● LISTED ENTRIES:
===
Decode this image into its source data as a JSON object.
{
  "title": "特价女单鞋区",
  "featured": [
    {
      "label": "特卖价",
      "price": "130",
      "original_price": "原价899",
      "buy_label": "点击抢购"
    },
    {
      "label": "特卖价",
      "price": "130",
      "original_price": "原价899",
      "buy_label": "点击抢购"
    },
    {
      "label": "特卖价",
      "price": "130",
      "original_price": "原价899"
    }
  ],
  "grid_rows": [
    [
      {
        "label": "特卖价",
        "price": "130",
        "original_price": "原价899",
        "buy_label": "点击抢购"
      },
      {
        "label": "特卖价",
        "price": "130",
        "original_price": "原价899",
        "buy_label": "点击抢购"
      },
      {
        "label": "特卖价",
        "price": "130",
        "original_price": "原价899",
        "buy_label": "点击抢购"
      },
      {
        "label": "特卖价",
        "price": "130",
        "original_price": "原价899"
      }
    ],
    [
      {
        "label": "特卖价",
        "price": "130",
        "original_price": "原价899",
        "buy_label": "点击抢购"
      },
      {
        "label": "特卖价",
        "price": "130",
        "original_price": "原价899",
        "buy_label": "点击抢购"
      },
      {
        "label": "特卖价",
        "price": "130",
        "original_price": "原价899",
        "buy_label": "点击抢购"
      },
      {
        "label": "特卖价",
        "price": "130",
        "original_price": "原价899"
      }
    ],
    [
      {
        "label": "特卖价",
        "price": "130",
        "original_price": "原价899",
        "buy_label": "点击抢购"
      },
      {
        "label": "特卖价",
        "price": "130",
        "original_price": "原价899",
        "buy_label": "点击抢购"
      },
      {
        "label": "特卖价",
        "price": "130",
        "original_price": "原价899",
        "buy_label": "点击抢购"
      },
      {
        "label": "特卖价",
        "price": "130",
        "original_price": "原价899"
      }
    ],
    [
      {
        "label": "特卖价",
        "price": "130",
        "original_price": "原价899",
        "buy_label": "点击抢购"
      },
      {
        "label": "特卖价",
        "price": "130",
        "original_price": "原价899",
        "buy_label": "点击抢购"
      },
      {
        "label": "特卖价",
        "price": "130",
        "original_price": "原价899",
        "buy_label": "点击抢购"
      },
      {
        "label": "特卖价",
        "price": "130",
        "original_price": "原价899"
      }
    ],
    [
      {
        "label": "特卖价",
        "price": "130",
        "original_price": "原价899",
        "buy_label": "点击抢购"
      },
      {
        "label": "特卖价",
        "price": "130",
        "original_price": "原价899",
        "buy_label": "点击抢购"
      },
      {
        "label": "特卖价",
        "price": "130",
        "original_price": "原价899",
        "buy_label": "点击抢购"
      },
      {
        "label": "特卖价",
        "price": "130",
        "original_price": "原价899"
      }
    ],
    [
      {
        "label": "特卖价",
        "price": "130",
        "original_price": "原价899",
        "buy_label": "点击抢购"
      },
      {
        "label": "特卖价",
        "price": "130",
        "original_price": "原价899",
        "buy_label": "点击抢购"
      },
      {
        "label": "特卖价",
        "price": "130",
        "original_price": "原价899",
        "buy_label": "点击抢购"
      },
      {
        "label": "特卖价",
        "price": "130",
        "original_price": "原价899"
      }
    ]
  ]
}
===
● TASK INSTRUCTIONS:
Every entry above should be retyped exactly as shown.

● ANSWER TO THE PROBLEM:
Decode this image into its source data as a JSON object.
{
  "title": "特价女单鞋区",
  "featured": [
    {
      "label": "特卖价",
      "price": "130",
      "original_price": "原价899",
      "buy_label": "点击抢购"
    },
    {
      "label": "特卖价",
      "price": "130",
      "original_price": "原价899",
      "buy_label": "点击抢购"
    },
    {
      "label": "特卖价",
      "price": "130",
      "original_price": "原价899"
    }
  ],
  "grid_rows": [
    [
      {
        "label": "特卖价",
        "price": "130",
        "original_price": "原价899",
        "buy_label": "点击抢购"
      },
      {
        "label": "特卖价",
        "price": "130",
        "original_price": "原价899",
        "buy_label": "点击抢购"
      },
      {
        "label": "特卖价",
        "price": "130",
        "original_price": "原价899",
        "buy_label": "点击抢购"
      },
      {
        "label": "特卖价",
        "price": "130",
        "original_price": "原价899"
      }
    ],
    [
      {
        "label": "特卖价",
        "price": "130",
        "original_price": "原价899",
        "buy_label": "点击抢购"
      },
      {
        "label": "特卖价",
        "price": "130",
        "original_price": "原价899",
        "buy_label": "点击抢购"
      },
      {
        "label": "特卖价",
        "price": "130",
        "original_price": "原价899",
        "buy_label": "点击抢购"
      },
      {
        "label": "特卖价",
        "price": "130",
        "original_price": "原价899"
      }
    ],
    [
      {
        "label": "特卖价",
        "price": "130",
        "original_price": "原价899",
        "buy_label": "点击抢购"
      },
      {
        "label": "特卖价",
        "price": "130",
        "original_price": "原价899",
        "buy_label": "点击抢购"
      },
      {
        "label": "特卖价",
        "price": "130",
        "original_price": "原价899",
        "buy_label": "点击抢购"
      },
      {
        "label": "特卖价",
        "price": "130",
        "original_price": "原价899"
      }
    ],
    [
      {
        "label": "特卖价",
        "price": "130",
        "original_price": "原价899",
        "buy_label": "点击抢购"
      },
      {
        "label": "特卖价",
        "price": "130",
        "original_price": "原价899",
        "buy_label": "点击抢购"
      },
      {
        "label": "特卖价",
        "price": "130",
        "original_price": "原价899",
        "buy_label": "点击抢购"
      },
      {
        "label": "特卖价",
        "price": "130",
        "original_price": "原价899"
      }
    ],
    [
      {
        "label": "特卖价",
        "price": "130",
        "original_price": "原价899",
        "buy_label": "点击抢购"
      },
      {
        "label": "特卖价",
        "price": "130",
        "original_price": "原价899",
        "buy_label": "点击抢购"
      },
      {
        "label": "特卖价",
        "price": "130",
        "original_price": "原价899",
        "buy_label": "点击抢购"
      },
      {
        "label": "特卖价",
        "price": "130",
        "original_price": "原价899"
      }
    ],
    [
      {
        "label": "特卖价",
        "price": "130",
        "original_price": "原价899",
        "buy_label": "点击抢购"
      },
      {
        "label": "特卖价",
        "price": "130",
        "original_price": "原价899",
        "buy_label": "点击抢购"
      },
      {
        "label": "特卖价",
        "price": "130",
        "original_price": "原价899",
        "buy_label": "点击抢购"
      },
      {
        "label": "特卖价",
        "price": "130",
        "original_price": "原价899"
      }
    ]
  ]
}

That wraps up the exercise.